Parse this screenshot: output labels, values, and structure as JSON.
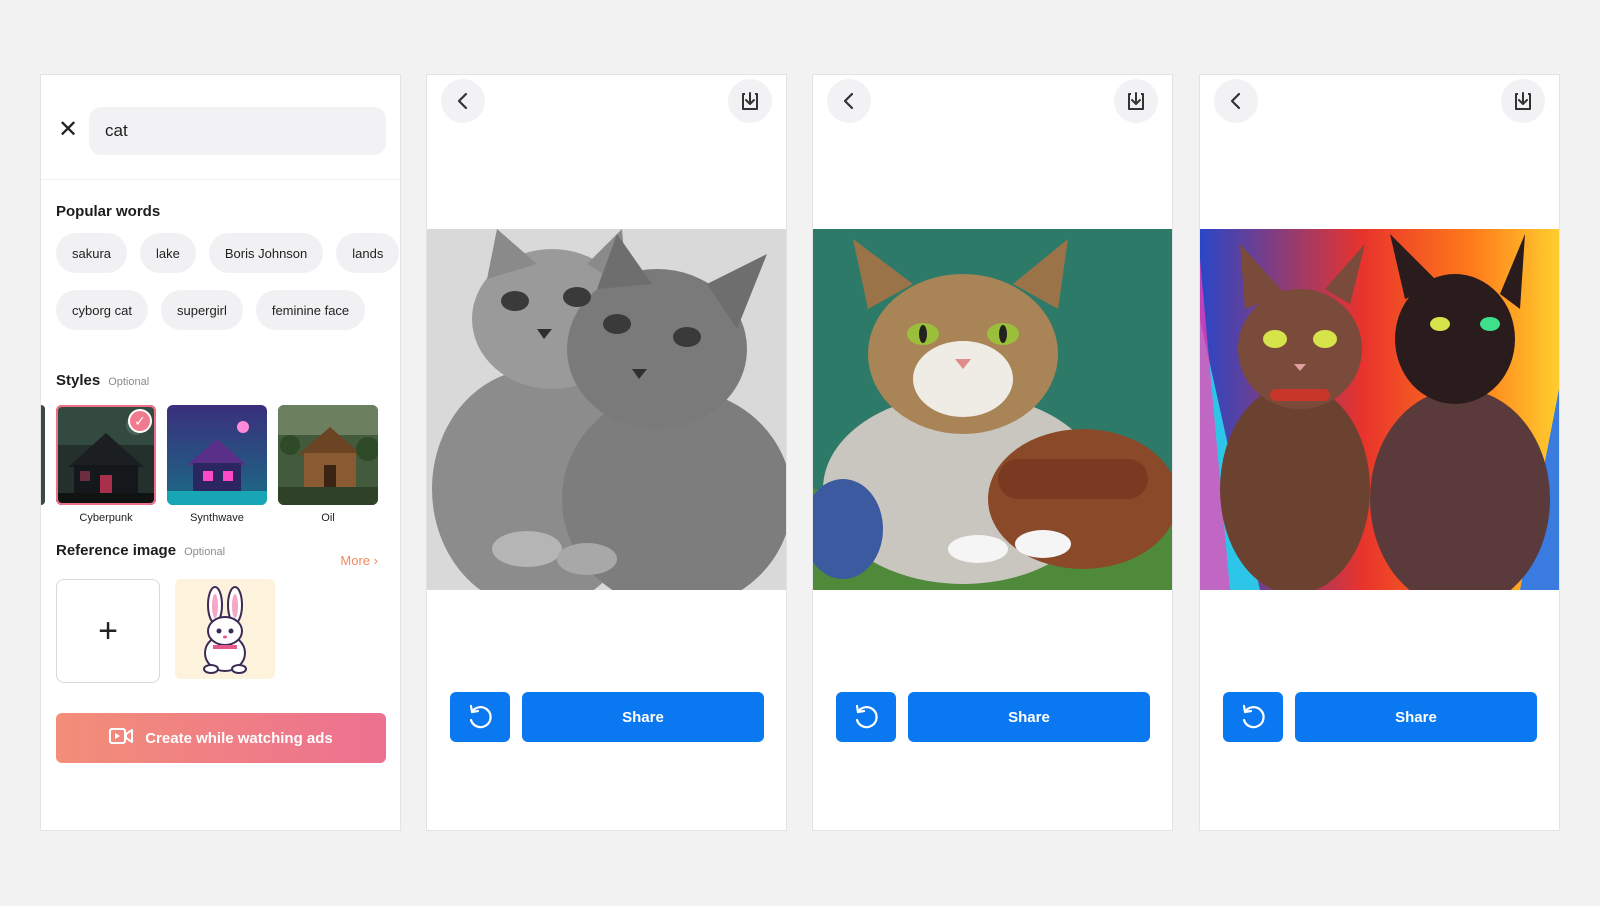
{
  "prompt_screen": {
    "search": {
      "value": "cat"
    },
    "popular_words": {
      "title": "Popular words",
      "row1": [
        "sakura",
        "lake",
        "Boris Johnson",
        "lands"
      ],
      "row2": [
        "cyborg cat",
        "supergirl",
        "feminine face"
      ]
    },
    "styles": {
      "title": "Styles",
      "optional": "Optional",
      "items": [
        {
          "label": "Cyberpunk",
          "selected": true
        },
        {
          "label": "Synthwave",
          "selected": false
        },
        {
          "label": "Oil",
          "selected": false
        }
      ]
    },
    "reference": {
      "title": "Reference image",
      "optional": "Optional",
      "more_label": "More",
      "add_symbol": "+"
    },
    "create_button": {
      "label": "Create while watching ads"
    },
    "colors": {
      "accent_orange": "#f08a62",
      "gradient_start": "#f38e79",
      "gradient_end": "#ec7190"
    }
  },
  "result_screens": [
    {
      "share_label": "Share",
      "art": "pencil-sketch-cats"
    },
    {
      "share_label": "Share",
      "art": "oil-painting-cat"
    },
    {
      "share_label": "Share",
      "art": "synthwave-cats"
    }
  ],
  "colors": {
    "primary_blue": "#0a78f0"
  }
}
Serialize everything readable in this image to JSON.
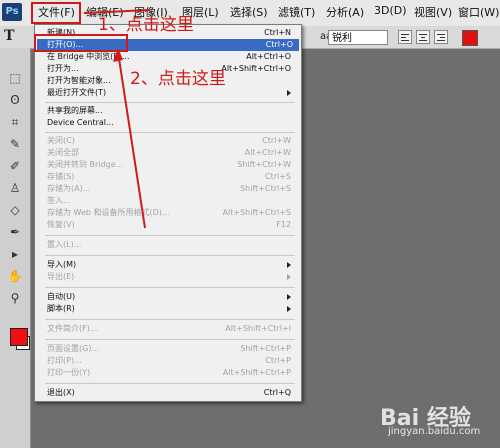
{
  "menubar": {
    "logo": "Ps",
    "items": [
      "文件(F)",
      "编辑(E)",
      "图像(I)",
      "图层(L)",
      "选择(S)",
      "滤镜(T)",
      "分析(A)",
      "3D(D)",
      "视图(V)",
      "窗口(W)"
    ]
  },
  "options": {
    "tool_glyph": "T",
    "font_size_icon": "aa",
    "antialias": "锐利",
    "text_color": "#e01010"
  },
  "toolbox": {
    "fg_color": "#e01010",
    "bg_color": "#ffffff"
  },
  "file_menu": {
    "items": [
      {
        "label": "新建(N)...",
        "shortcut": "Ctrl+N",
        "disabled": false
      },
      {
        "label": "打开(O)...",
        "shortcut": "Ctrl+O",
        "highlighted": true
      },
      {
        "label": "在 Bridge 中浏览(B)...",
        "shortcut": "Alt+Ctrl+O"
      },
      {
        "label": "打开为...",
        "shortcut": "Alt+Shift+Ctrl+O"
      },
      {
        "label": "打开为智能对象..."
      },
      {
        "label": "最近打开文件(T)",
        "submenu": true
      },
      {
        "label": "共享我的屏幕..."
      },
      {
        "label": "Device Central..."
      },
      {
        "label": "关闭(C)",
        "shortcut": "Ctrl+W",
        "disabled": true
      },
      {
        "label": "关闭全部",
        "shortcut": "Alt+Ctrl+W",
        "disabled": true
      },
      {
        "label": "关闭并转到 Bridge...",
        "shortcut": "Shift+Ctrl+W",
        "disabled": true
      },
      {
        "label": "存储(S)",
        "shortcut": "Ctrl+S",
        "disabled": true
      },
      {
        "label": "存储为(A)...",
        "shortcut": "Shift+Ctrl+S",
        "disabled": true
      },
      {
        "label": "签入...",
        "disabled": true
      },
      {
        "label": "存储为 Web 和设备所用格式(D)...",
        "shortcut": "Alt+Shift+Ctrl+S",
        "disabled": true
      },
      {
        "label": "恢复(V)",
        "shortcut": "F12",
        "disabled": true
      },
      {
        "label": "置入(L)...",
        "disabled": true
      },
      {
        "label": "导入(M)",
        "submenu": true
      },
      {
        "label": "导出(E)",
        "submenu": true,
        "disabled": true
      },
      {
        "label": "自动(U)",
        "submenu": true
      },
      {
        "label": "脚本(R)",
        "submenu": true
      },
      {
        "label": "文件简介(F)...",
        "shortcut": "Alt+Shift+Ctrl+I",
        "disabled": true
      },
      {
        "label": "页面设置(G)...",
        "shortcut": "Shift+Ctrl+P",
        "disabled": true
      },
      {
        "label": "打印(P)...",
        "shortcut": "Ctrl+P",
        "disabled": true
      },
      {
        "label": "打印一份(Y)",
        "shortcut": "Alt+Shift+Ctrl+P",
        "disabled": true
      },
      {
        "label": "退出(X)",
        "shortcut": "Ctrl+Q"
      }
    ]
  },
  "annotations": {
    "step1": "1、点击这里",
    "step2": "2、点击这里"
  },
  "watermark": {
    "logo": "Bai 经验",
    "url": "jingyan.baidu.com"
  }
}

THE EXERCISE » Gather every line containing the word "this" and copy it.

EXPECTED ANSWER »
Parse this screenshot: output labels, values, and structure as JSON.
Serialize everything readable in this image to JSON.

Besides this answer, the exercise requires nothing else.